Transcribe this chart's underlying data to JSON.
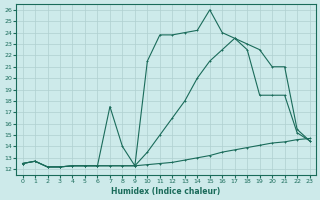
{
  "xlabel": "Humidex (Indice chaleur)",
  "bg_color": "#cdeaea",
  "grid_color": "#b0d0d0",
  "line_color": "#1a6b5a",
  "xlim": [
    -0.5,
    23.5
  ],
  "ylim": [
    11.5,
    26.5
  ],
  "xticks": [
    0,
    1,
    2,
    3,
    4,
    5,
    6,
    7,
    8,
    9,
    10,
    11,
    12,
    13,
    14,
    15,
    16,
    17,
    18,
    19,
    20,
    21,
    22,
    23
  ],
  "yticks": [
    12,
    13,
    14,
    15,
    16,
    17,
    18,
    19,
    20,
    21,
    22,
    23,
    24,
    25,
    26
  ],
  "series1_x": [
    0,
    1,
    2,
    3,
    4,
    5,
    6,
    7,
    8,
    9,
    10,
    11,
    12,
    13,
    14,
    15,
    16,
    17,
    18,
    19,
    20,
    21,
    22,
    23
  ],
  "series1_y": [
    12.5,
    12.7,
    12.2,
    12.2,
    12.3,
    12.3,
    12.3,
    12.3,
    12.3,
    12.3,
    12.4,
    12.5,
    12.6,
    12.8,
    13.0,
    13.2,
    13.5,
    13.7,
    13.9,
    14.1,
    14.3,
    14.4,
    14.6,
    14.7
  ],
  "series2_x": [
    0,
    1,
    2,
    3,
    4,
    5,
    6,
    7,
    8,
    9,
    10,
    11,
    12,
    13,
    14,
    15,
    16,
    17,
    18,
    19,
    20,
    21,
    22,
    23
  ],
  "series2_y": [
    12.5,
    12.7,
    12.2,
    12.2,
    12.3,
    12.3,
    12.3,
    12.3,
    12.3,
    12.3,
    13.5,
    15.0,
    16.5,
    18.0,
    20.0,
    21.5,
    22.5,
    23.5,
    23.0,
    22.5,
    21.0,
    21.0,
    15.5,
    14.5
  ],
  "series3_x": [
    0,
    1,
    2,
    3,
    4,
    5,
    6,
    7,
    8,
    9,
    10,
    11,
    12,
    13,
    14,
    15,
    16,
    17,
    18,
    19,
    20,
    21,
    22,
    23
  ],
  "series3_y": [
    12.5,
    12.7,
    12.2,
    12.2,
    12.3,
    12.3,
    12.3,
    17.5,
    14.0,
    12.3,
    21.5,
    23.8,
    23.8,
    24.0,
    24.2,
    26.0,
    24.0,
    23.5,
    22.5,
    18.5,
    18.5,
    18.5,
    15.2,
    14.5
  ]
}
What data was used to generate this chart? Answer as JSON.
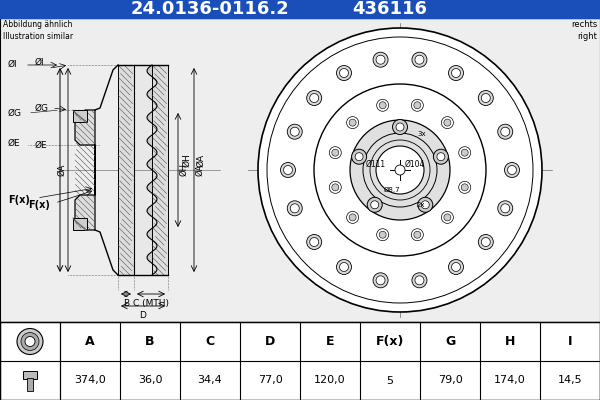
{
  "title_part_number": "24.0136-0116.2",
  "title_ref_number": "436116",
  "title_bg_color": "#1a4fba",
  "title_text_color": "#FFFFFF",
  "subtitle_left": "Abbildung ähnlich\nIllustration similar",
  "subtitle_right": "rechts\nright",
  "table_headers": [
    "A",
    "B",
    "C",
    "D",
    "E",
    "F(x)",
    "G",
    "H",
    "I"
  ],
  "table_values": [
    "374,0",
    "36,0",
    "34,4",
    "77,0",
    "120,0",
    "5",
    "79,0",
    "174,0",
    "14,5"
  ],
  "bg_color": "#FFFFFF",
  "diagram_line_color": "#000000",
  "diagram_bg_color": "#f0f0f0",
  "hatch_color": "#555555"
}
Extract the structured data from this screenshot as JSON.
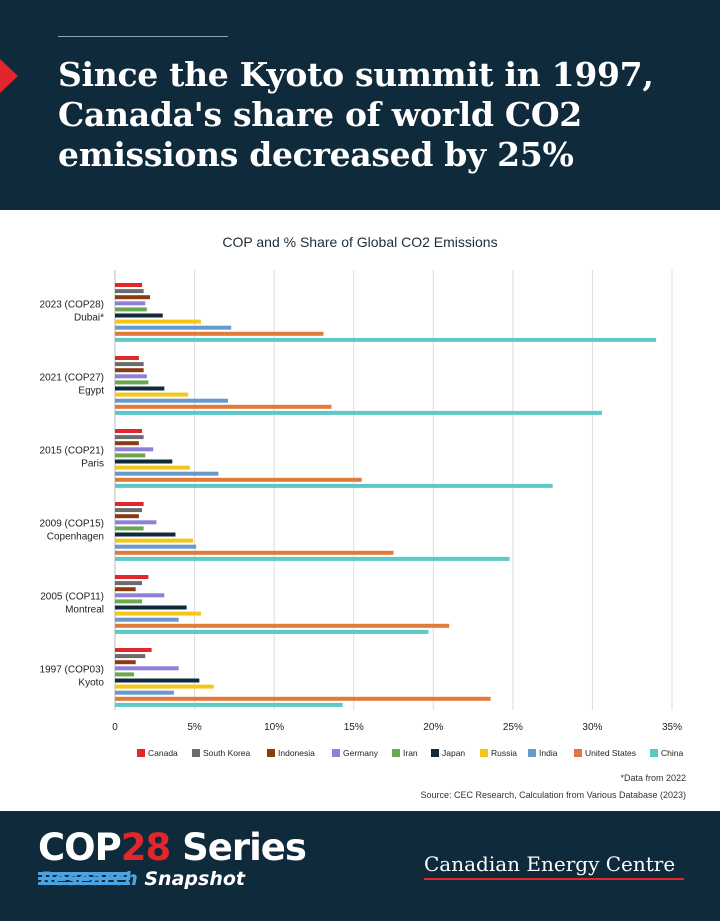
{
  "headline": "Since the Kyoto summit in 1997, Canada's share of world CO2 emissions decreased by 25%",
  "footnote": "*Data from 2022",
  "source": "Source: CEC Research, Calculation from Various Database (2023)",
  "footer": {
    "series_cop": "COP",
    "series_num": "28",
    "series_word": " Series",
    "sub_research": "Research",
    "sub_snapshot": "Snapshot",
    "publisher": "Canadian Energy Centre"
  },
  "colors": {
    "header_bg": "#0e2a3b",
    "accent_red": "#e3252c"
  },
  "chart_data": {
    "type": "bar",
    "orientation": "horizontal",
    "title": "COP and % Share of Global CO2 Emissions",
    "xlabel": "",
    "ylabel": "",
    "xlim": [
      0,
      35
    ],
    "xticks": [
      "0",
      "5%",
      "10%",
      "15%",
      "20%",
      "25%",
      "30%",
      "35%"
    ],
    "grid": "vertical",
    "legend_position": "bottom",
    "categories": [
      [
        "2023 (COP28)",
        "Dubai*"
      ],
      [
        "2021 (COP27)",
        "Egypt"
      ],
      [
        "2015 (COP21)",
        "Paris"
      ],
      [
        "2009 (COP15)",
        "Copenhagen"
      ],
      [
        "2005 (COP11)",
        "Montreal"
      ],
      [
        "1997 (COP03)",
        "Kyoto"
      ]
    ],
    "series": [
      {
        "name": "Canada",
        "color": "#e3252c",
        "values": [
          1.7,
          1.5,
          1.7,
          1.8,
          2.1,
          2.3
        ]
      },
      {
        "name": "South Korea",
        "color": "#6b6b6b",
        "values": [
          1.8,
          1.8,
          1.8,
          1.7,
          1.7,
          1.9
        ]
      },
      {
        "name": "Indonesia",
        "color": "#8a3b12",
        "values": [
          2.2,
          1.8,
          1.5,
          1.5,
          1.3,
          1.3
        ]
      },
      {
        "name": "Germany",
        "color": "#8e80d6",
        "values": [
          1.9,
          2.0,
          2.4,
          2.6,
          3.1,
          4.0
        ]
      },
      {
        "name": "Iran",
        "color": "#6aa84f",
        "values": [
          2.0,
          2.1,
          1.9,
          1.8,
          1.7,
          1.2
        ]
      },
      {
        "name": "Japan",
        "color": "#0e2a3b",
        "values": [
          3.0,
          3.1,
          3.6,
          3.8,
          4.5,
          5.3
        ]
      },
      {
        "name": "Russia",
        "color": "#f5c518",
        "values": [
          5.4,
          4.6,
          4.7,
          4.9,
          5.4,
          6.2
        ]
      },
      {
        "name": "India",
        "color": "#6699cc",
        "values": [
          7.3,
          7.1,
          6.5,
          5.1,
          4.0,
          3.7
        ]
      },
      {
        "name": "United States",
        "color": "#e07b3c",
        "values": [
          13.1,
          13.6,
          15.5,
          17.5,
          21.0,
          23.6
        ]
      },
      {
        "name": "China",
        "color": "#5cc8c8",
        "values": [
          34.0,
          30.6,
          27.5,
          24.8,
          19.7,
          14.3
        ]
      }
    ]
  }
}
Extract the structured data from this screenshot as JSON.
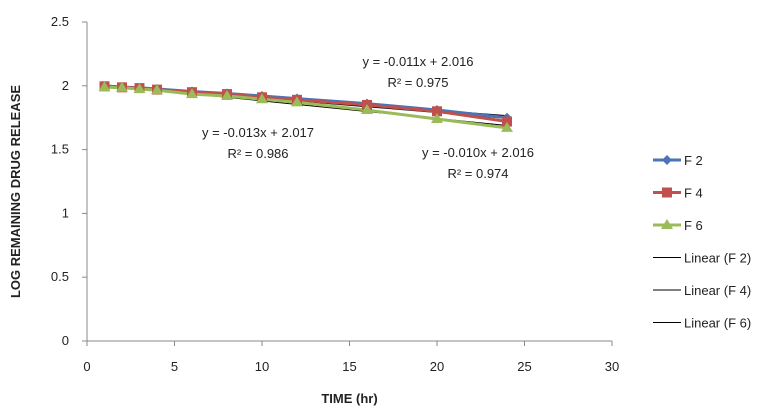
{
  "chart_data": {
    "type": "line",
    "xlabel": "TIME (hr)",
    "ylabel": "LOG REMAINING DRUG RELEASE",
    "xlim": [
      0,
      30
    ],
    "ylim": [
      0,
      2.5
    ],
    "xticks": [
      "0",
      "5",
      "10",
      "15",
      "20",
      "25",
      "30"
    ],
    "yticks": [
      "0",
      "0.5",
      "1",
      "1.5",
      "2",
      "2.5"
    ],
    "grid": false,
    "legend_position": "right",
    "x": [
      1,
      2,
      3,
      4,
      6,
      8,
      10,
      12,
      16,
      20,
      24
    ],
    "series": [
      {
        "name": "F 2",
        "color": "#4a74b5",
        "marker": "diamond",
        "values": [
          1.997,
          1.99,
          1.985,
          1.975,
          1.955,
          1.94,
          1.92,
          1.9,
          1.86,
          1.81,
          1.75
        ]
      },
      {
        "name": "F 4",
        "color": "#c0504d",
        "marker": "square",
        "values": [
          1.996,
          1.988,
          1.982,
          1.97,
          1.95,
          1.935,
          1.91,
          1.89,
          1.85,
          1.8,
          1.72
        ]
      },
      {
        "name": "F 6",
        "color": "#9bbb59",
        "marker": "triangle",
        "values": [
          1.99,
          1.985,
          1.975,
          1.965,
          1.935,
          1.92,
          1.895,
          1.87,
          1.81,
          1.74,
          1.67
        ]
      }
    ],
    "trendlines": [
      {
        "name": "Linear (F 2)",
        "color": "#000000"
      },
      {
        "name": "Linear (F 4)",
        "color": "#000000"
      },
      {
        "name": "Linear (F 6)",
        "color": "#000000"
      }
    ],
    "annotations": [
      {
        "equation": "y = -0.011x + 2.016",
        "r2": "R² = 0.975"
      },
      {
        "equation": "y = -0.013x + 2.017",
        "r2": "R² = 0.986"
      },
      {
        "equation": "y = -0.010x + 2.016",
        "r2": "R² = 0.974"
      }
    ]
  }
}
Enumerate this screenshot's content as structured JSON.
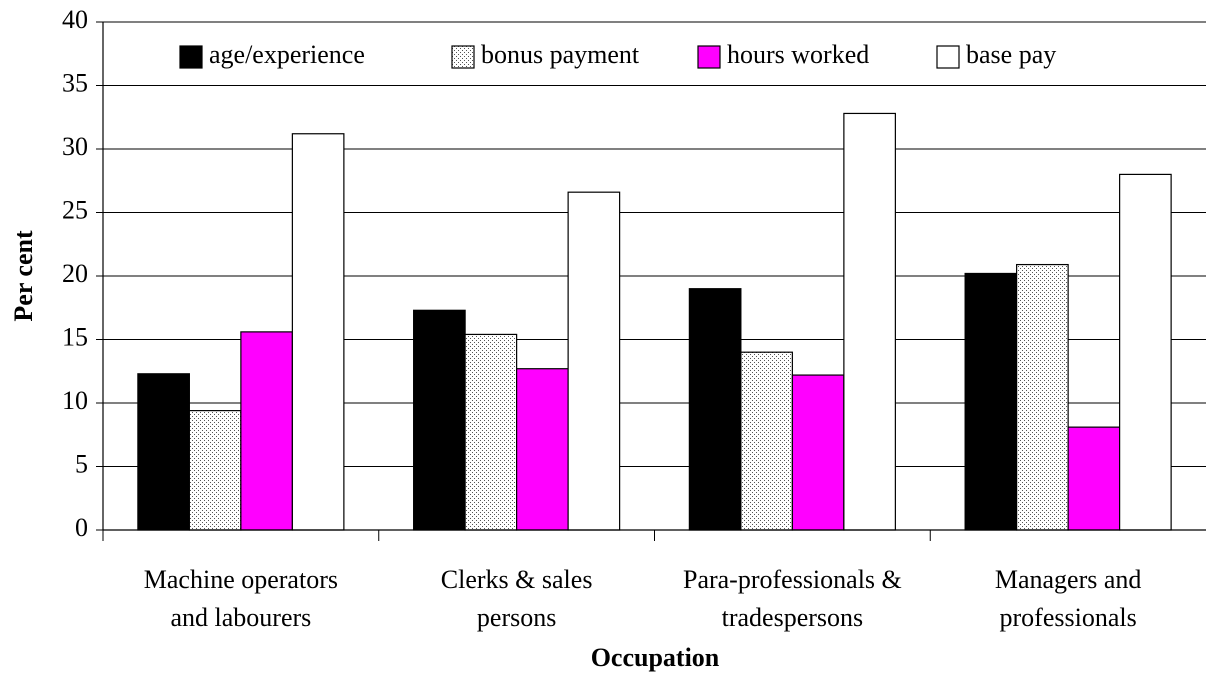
{
  "chart_data": {
    "type": "bar",
    "x_label": "Occupation",
    "y_label": "Per cent",
    "categories": [
      [
        "Machine operators",
        "and labourers"
      ],
      [
        "Clerks & sales",
        "persons"
      ],
      [
        "Para-professionals &",
        "tradespersons"
      ],
      [
        "Managers and",
        "professionals"
      ]
    ],
    "series": [
      {
        "name": "age/experience",
        "color": "#000000",
        "values": [
          12.3,
          17.3,
          19.0,
          20.2
        ]
      },
      {
        "name": "bonus payment",
        "color": "#ffffff",
        "pattern": "dots",
        "values": [
          9.4,
          15.4,
          14.0,
          20.9
        ]
      },
      {
        "name": "hours worked",
        "color": "#ff00ff",
        "values": [
          15.6,
          12.7,
          12.2,
          8.1
        ]
      },
      {
        "name": "base pay",
        "color": "#ffffff",
        "values": [
          31.2,
          26.6,
          32.8,
          28.0
        ]
      }
    ],
    "ylim": [
      0,
      40
    ],
    "yticks": [
      0,
      5,
      10,
      15,
      20,
      25,
      30,
      35,
      40
    ],
    "grid": true,
    "legend": "top"
  }
}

● ● ● ● ●

- TASK PROMPT -
Collect the complete line wherever the string "equation" appears in the records.

- TASK SOLUTION -
        "equation": "y = -0.011x + 2.016",
        "equation": "y = -0.013x + 2.017",
        "equation": "y = -0.010x + 2.016",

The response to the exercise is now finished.